--- BEGIN DATASET ROWS ---

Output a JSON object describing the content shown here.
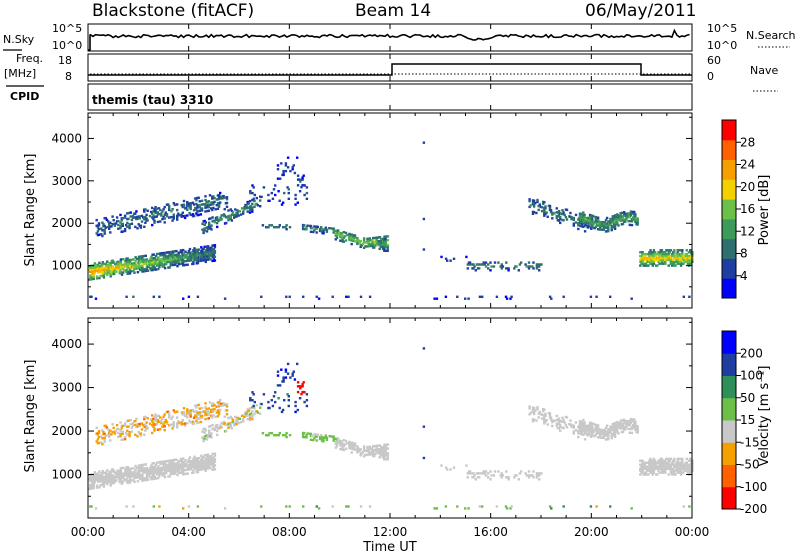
{
  "header": {
    "station": "Blackstone (fitACF)",
    "beam": "Beam 14",
    "date": "06/May/2011"
  },
  "top_panel": {
    "left_label": "N.Sky",
    "right_label": "N.Search",
    "left_ticks": [
      "10^5",
      "10^0"
    ],
    "right_ticks": [
      "10^5",
      "10^0"
    ]
  },
  "freq_panel": {
    "left_label_1": "Freq.",
    "left_label_2": "[MHz]",
    "right_label": "Nave",
    "left_ticks": [
      "18",
      "8"
    ],
    "right_ticks": [
      "60",
      "0"
    ]
  },
  "cpid_panel": {
    "label": "CPID",
    "text": "themis (tau) 3310"
  },
  "chart_data": [
    {
      "type": "heatmap",
      "name": "power-panel",
      "ylabel": "Slant Range [km]",
      "ylim": [
        0,
        4600
      ],
      "yticks": [
        "1000",
        "2000",
        "3000",
        "4000"
      ],
      "colorbar_label": "Power [dB]",
      "colorbar_ticks": [
        "4",
        "8",
        "12",
        "16",
        "20",
        "24",
        "28"
      ],
      "colorbar_range": [
        0,
        32
      ],
      "colors": [
        "#0000ff",
        "#1f3fa0",
        "#2e6f6f",
        "#3c9a5a",
        "#6cc048",
        "#f5d000",
        "#f5a000",
        "#ff6000",
        "#ff0000"
      ]
    },
    {
      "type": "heatmap",
      "name": "velocity-panel",
      "ylabel": "Slant Range [km]",
      "ylim": [
        0,
        4600
      ],
      "yticks": [
        "1000",
        "2000",
        "3000",
        "4000"
      ],
      "colorbar_label": "Velocity [m s⁻¹]",
      "colorbar_ticks": [
        "200",
        "100",
        "50",
        "15",
        "-15",
        "-50",
        "-100",
        "-200"
      ],
      "colors": [
        "#ff0000",
        "#ff6000",
        "#f5a000",
        "#c8c8c8",
        "#6cc048",
        "#2e8f5a",
        "#1f3fa0",
        "#0000ff"
      ]
    }
  ],
  "x_axis": {
    "ticks": [
      "00:00",
      "04:00",
      "08:00",
      "12:00",
      "16:00",
      "20:00",
      "00:00"
    ],
    "label": "Time UT"
  }
}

--- END DATASET ROWS ---

== WHAT YOU SHOULD DO ==
Exactly reproduce the entries above, minus the pictures.

== FINAL RESULT ==
Output a JSON object describing the content shown here.
{
  "header": {
    "station": "Blackstone (fitACF)",
    "beam": "Beam 14",
    "date": "06/May/2011"
  },
  "top_panel": {
    "left_label": "N.Sky",
    "right_label": "N.Search",
    "left_ticks": [
      "10^5",
      "10^0"
    ],
    "right_ticks": [
      "10^5",
      "10^0"
    ]
  },
  "freq_panel": {
    "left_label_1": "Freq.",
    "left_label_2": "[MHz]",
    "right_label": "Nave",
    "left_ticks": [
      "18",
      "8"
    ],
    "right_ticks": [
      "60",
      "0"
    ]
  },
  "cpid_panel": {
    "label": "CPID",
    "text": "themis (tau) 3310"
  },
  "chart_data": [
    {
      "type": "heatmap",
      "name": "power-panel",
      "ylabel": "Slant Range [km]",
      "ylim": [
        0,
        4600
      ],
      "yticks": [
        "1000",
        "2000",
        "3000",
        "4000"
      ],
      "colorbar_label": "Power [dB]",
      "colorbar_ticks": [
        "4",
        "8",
        "12",
        "16",
        "20",
        "24",
        "28"
      ],
      "colorbar_range": [
        0,
        32
      ],
      "colors": [
        "#0000ff",
        "#1f3fa0",
        "#2e6f6f",
        "#3c9a5a",
        "#6cc048",
        "#f5d000",
        "#f5a000",
        "#ff6000",
        "#ff0000"
      ]
    },
    {
      "type": "heatmap",
      "name": "velocity-panel",
      "ylabel": "Slant Range [km]",
      "ylim": [
        0,
        4600
      ],
      "yticks": [
        "1000",
        "2000",
        "3000",
        "4000"
      ],
      "colorbar_label": "Velocity [m s⁻¹]",
      "colorbar_ticks": [
        "200",
        "100",
        "50",
        "15",
        "-15",
        "-50",
        "-100",
        "-200"
      ],
      "colors": [
        "#ff0000",
        "#ff6000",
        "#f5a000",
        "#c8c8c8",
        "#6cc048",
        "#2e8f5a",
        "#1f3fa0",
        "#0000ff"
      ]
    }
  ],
  "x_axis": {
    "ticks": [
      "00:00",
      "04:00",
      "08:00",
      "12:00",
      "16:00",
      "20:00",
      "00:00"
    ],
    "label": "Time UT"
  }
}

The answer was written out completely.